> _SET PROBLEM_
From the entries below, copy every line where the string "JSON" appears.

> _DATA TO USE_
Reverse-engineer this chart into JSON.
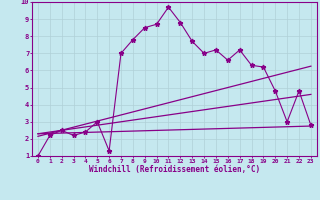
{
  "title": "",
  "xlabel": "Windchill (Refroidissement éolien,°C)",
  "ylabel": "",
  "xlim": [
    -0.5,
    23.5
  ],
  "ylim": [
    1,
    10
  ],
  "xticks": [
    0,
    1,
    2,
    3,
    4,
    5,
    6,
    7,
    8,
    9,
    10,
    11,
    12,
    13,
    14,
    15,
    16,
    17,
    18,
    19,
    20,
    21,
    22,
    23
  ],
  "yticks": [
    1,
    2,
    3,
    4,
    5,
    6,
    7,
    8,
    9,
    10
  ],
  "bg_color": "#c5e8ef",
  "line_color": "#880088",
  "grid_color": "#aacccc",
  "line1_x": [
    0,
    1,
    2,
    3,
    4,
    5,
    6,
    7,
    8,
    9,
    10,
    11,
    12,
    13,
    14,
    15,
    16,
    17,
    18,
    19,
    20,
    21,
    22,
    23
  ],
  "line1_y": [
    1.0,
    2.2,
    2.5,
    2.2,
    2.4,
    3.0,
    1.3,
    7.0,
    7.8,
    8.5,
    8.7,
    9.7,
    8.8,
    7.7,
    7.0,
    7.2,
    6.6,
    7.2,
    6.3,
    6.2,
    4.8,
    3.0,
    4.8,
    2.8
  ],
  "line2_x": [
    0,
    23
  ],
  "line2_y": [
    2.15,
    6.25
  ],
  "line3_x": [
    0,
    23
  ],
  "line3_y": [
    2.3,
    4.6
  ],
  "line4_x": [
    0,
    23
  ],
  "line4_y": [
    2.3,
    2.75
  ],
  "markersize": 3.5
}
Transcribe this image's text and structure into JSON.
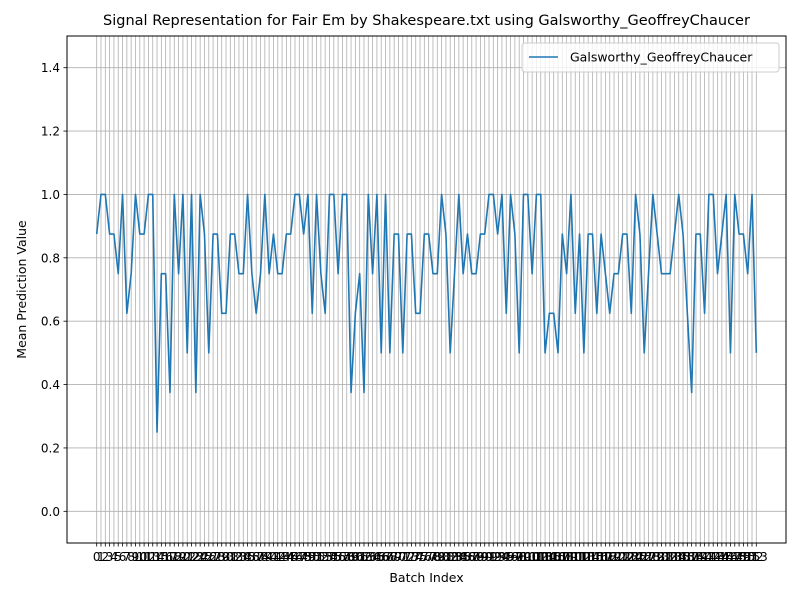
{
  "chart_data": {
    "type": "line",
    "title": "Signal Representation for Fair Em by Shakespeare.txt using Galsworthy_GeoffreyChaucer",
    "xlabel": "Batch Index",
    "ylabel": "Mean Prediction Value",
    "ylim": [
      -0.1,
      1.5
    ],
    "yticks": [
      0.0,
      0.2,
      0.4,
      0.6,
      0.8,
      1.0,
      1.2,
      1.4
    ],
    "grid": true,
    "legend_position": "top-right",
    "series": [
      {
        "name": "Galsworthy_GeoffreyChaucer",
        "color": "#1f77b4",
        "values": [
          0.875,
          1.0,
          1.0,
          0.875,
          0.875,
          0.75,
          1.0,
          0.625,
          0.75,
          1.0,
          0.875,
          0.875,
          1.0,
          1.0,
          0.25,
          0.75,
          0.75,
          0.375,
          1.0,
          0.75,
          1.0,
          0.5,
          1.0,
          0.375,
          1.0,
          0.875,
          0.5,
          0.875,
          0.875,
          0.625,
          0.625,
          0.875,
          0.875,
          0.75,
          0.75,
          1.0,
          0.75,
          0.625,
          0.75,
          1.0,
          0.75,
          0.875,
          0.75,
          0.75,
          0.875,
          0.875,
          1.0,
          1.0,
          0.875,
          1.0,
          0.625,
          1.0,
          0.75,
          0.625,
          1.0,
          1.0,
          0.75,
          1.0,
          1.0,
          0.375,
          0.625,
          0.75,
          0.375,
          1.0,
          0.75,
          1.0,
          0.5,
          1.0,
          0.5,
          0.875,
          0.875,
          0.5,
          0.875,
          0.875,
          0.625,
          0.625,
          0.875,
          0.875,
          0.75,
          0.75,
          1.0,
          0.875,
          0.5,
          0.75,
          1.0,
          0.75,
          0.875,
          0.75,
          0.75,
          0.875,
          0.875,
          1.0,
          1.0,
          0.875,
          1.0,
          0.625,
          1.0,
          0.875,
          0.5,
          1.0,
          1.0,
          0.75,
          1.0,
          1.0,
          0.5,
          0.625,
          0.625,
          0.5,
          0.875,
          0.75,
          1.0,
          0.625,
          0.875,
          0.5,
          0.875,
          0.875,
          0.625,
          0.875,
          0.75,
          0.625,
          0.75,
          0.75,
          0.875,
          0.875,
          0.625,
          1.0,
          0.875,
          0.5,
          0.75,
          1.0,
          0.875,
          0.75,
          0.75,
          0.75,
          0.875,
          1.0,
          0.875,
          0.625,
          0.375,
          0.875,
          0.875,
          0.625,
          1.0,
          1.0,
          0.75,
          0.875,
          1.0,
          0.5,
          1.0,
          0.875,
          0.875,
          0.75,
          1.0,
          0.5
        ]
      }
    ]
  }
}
==
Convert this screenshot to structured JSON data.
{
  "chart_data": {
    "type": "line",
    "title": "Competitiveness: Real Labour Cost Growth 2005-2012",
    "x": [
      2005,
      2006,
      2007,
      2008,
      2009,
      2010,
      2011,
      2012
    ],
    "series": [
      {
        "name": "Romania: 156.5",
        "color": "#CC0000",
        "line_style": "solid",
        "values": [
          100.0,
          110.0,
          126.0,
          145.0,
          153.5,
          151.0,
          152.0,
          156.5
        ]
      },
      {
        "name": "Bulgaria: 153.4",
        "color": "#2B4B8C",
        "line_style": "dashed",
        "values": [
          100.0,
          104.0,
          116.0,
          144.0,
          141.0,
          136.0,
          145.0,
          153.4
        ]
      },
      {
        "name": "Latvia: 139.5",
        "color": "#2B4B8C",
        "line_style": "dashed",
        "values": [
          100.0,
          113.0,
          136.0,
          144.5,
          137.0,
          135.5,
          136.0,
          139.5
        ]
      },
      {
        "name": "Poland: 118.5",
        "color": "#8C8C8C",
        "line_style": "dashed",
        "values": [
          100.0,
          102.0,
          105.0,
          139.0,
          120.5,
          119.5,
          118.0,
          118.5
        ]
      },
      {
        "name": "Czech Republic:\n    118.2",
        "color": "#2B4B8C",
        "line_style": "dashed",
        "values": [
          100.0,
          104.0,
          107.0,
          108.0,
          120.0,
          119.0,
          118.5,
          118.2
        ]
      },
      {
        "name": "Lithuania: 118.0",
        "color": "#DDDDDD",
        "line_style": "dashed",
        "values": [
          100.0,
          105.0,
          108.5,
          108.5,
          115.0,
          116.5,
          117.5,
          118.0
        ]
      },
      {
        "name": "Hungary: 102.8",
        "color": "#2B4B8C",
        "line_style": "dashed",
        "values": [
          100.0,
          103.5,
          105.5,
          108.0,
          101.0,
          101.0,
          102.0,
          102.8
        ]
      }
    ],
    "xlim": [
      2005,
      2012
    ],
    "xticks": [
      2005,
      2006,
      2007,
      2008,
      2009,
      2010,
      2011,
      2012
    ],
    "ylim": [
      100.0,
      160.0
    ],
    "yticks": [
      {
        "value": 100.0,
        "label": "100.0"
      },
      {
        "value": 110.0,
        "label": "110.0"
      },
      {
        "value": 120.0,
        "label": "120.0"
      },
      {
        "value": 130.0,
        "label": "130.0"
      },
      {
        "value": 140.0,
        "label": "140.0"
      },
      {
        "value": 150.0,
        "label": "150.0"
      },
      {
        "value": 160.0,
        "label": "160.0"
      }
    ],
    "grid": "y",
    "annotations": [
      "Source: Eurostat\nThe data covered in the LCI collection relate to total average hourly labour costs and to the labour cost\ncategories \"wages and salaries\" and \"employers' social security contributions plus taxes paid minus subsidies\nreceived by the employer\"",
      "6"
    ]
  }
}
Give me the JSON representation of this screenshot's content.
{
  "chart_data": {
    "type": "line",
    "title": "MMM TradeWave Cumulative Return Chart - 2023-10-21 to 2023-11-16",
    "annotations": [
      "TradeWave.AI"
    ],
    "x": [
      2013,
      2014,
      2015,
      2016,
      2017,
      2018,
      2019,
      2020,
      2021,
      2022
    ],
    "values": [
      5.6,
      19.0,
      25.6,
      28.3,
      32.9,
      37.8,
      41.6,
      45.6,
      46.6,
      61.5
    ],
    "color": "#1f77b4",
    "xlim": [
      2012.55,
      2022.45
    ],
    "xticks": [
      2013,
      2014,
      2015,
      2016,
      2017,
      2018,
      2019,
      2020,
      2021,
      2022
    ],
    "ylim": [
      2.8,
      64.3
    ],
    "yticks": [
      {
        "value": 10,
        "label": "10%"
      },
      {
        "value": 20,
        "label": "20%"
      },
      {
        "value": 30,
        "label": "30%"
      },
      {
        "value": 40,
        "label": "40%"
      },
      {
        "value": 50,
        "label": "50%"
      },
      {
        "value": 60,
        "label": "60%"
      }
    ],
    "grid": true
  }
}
...
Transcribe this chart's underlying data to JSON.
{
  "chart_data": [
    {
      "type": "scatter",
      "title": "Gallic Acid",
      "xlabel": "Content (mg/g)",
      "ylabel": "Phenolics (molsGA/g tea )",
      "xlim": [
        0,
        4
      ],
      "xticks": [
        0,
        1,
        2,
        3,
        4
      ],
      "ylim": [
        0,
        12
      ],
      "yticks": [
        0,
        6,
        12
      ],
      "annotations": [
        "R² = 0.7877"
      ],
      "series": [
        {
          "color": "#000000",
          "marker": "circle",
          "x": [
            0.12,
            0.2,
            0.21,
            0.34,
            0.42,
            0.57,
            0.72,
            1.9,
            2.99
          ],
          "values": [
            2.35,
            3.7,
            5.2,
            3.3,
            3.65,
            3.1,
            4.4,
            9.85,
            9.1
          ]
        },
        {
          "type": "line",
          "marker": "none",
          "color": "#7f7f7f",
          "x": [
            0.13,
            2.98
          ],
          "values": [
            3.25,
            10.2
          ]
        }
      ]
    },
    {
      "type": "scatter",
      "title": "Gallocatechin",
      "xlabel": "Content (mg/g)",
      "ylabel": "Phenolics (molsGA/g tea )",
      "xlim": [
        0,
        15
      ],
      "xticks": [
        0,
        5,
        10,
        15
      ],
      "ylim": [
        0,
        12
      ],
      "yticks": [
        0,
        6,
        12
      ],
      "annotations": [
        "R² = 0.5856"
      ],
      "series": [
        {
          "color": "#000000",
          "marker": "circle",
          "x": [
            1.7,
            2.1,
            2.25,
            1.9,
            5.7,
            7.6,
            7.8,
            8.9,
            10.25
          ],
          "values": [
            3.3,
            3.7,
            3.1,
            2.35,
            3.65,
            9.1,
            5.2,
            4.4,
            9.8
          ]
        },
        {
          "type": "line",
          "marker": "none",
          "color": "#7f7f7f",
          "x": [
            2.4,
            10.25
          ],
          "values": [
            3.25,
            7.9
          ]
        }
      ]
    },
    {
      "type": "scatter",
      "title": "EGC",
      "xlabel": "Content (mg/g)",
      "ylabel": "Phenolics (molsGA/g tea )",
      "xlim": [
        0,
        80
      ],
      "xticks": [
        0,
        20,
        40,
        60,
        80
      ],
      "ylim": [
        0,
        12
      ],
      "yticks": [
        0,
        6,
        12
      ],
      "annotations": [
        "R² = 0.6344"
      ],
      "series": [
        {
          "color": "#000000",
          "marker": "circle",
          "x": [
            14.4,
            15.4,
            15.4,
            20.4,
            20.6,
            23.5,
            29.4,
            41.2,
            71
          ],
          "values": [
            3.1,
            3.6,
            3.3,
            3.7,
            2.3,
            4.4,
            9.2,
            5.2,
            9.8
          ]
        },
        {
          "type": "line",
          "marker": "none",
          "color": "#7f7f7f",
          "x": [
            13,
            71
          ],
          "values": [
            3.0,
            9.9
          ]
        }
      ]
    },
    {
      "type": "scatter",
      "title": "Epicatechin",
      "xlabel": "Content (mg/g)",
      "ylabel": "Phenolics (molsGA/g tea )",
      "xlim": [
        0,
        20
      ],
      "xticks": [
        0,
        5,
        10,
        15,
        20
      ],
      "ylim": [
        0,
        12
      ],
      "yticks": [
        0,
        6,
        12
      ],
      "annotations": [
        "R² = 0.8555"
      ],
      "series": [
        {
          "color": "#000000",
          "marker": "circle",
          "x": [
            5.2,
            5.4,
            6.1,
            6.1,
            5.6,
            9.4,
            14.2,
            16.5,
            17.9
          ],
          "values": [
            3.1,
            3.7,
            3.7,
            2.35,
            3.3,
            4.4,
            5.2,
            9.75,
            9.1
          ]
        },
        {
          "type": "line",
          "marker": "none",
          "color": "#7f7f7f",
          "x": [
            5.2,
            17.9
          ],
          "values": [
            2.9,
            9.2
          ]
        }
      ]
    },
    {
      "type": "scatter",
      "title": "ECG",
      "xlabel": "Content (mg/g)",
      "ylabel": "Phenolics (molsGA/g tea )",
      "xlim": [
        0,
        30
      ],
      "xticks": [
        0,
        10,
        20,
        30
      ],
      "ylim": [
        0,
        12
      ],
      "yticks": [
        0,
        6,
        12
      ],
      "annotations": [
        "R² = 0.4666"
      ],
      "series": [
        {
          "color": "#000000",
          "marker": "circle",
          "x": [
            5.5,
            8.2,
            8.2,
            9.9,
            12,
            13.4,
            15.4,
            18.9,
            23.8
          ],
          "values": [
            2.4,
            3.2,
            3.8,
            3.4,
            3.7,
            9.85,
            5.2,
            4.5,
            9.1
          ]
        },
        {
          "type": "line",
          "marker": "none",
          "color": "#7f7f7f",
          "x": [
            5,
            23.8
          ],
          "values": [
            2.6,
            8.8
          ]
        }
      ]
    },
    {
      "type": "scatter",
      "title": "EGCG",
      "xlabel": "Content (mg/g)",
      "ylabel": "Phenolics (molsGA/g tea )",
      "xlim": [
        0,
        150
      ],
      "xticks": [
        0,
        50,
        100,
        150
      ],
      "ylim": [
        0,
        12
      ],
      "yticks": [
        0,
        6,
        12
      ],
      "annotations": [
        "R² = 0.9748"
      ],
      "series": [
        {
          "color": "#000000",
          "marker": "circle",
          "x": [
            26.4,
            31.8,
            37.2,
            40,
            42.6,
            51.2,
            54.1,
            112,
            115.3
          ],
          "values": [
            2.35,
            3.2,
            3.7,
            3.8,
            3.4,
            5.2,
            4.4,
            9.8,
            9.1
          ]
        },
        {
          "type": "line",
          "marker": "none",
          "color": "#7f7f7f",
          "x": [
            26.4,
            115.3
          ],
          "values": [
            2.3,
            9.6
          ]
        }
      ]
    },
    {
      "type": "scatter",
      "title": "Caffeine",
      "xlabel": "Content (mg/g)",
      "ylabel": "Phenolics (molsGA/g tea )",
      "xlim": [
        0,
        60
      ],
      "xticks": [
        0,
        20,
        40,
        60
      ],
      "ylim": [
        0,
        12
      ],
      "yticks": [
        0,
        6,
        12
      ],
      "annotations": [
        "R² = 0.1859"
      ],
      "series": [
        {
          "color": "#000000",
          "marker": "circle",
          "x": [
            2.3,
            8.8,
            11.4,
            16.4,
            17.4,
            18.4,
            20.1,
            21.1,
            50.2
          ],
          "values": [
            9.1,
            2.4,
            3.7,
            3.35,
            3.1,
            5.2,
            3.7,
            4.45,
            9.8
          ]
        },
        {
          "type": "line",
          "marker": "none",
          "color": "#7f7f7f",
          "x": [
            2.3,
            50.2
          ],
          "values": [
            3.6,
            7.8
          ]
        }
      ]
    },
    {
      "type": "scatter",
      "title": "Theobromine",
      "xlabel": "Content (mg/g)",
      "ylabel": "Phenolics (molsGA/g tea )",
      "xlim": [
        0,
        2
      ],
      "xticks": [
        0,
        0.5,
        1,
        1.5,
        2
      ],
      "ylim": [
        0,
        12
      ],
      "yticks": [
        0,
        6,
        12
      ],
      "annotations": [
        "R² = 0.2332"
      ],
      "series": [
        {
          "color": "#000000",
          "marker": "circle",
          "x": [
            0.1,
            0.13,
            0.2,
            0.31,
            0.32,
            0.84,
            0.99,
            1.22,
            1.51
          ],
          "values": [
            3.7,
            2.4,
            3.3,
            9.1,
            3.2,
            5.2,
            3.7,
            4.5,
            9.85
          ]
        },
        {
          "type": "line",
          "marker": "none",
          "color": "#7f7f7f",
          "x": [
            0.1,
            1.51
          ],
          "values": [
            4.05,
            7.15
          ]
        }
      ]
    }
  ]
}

> _RESULT OF THE TASK_
Reverse-engineer this chart into JSON.
Transcribe this image's text and structure into JSON.
Convert this screenshot to structured JSON data.
Give me the JSON representation of this screenshot's content.
Transcribe this chart's underlying data to JSON.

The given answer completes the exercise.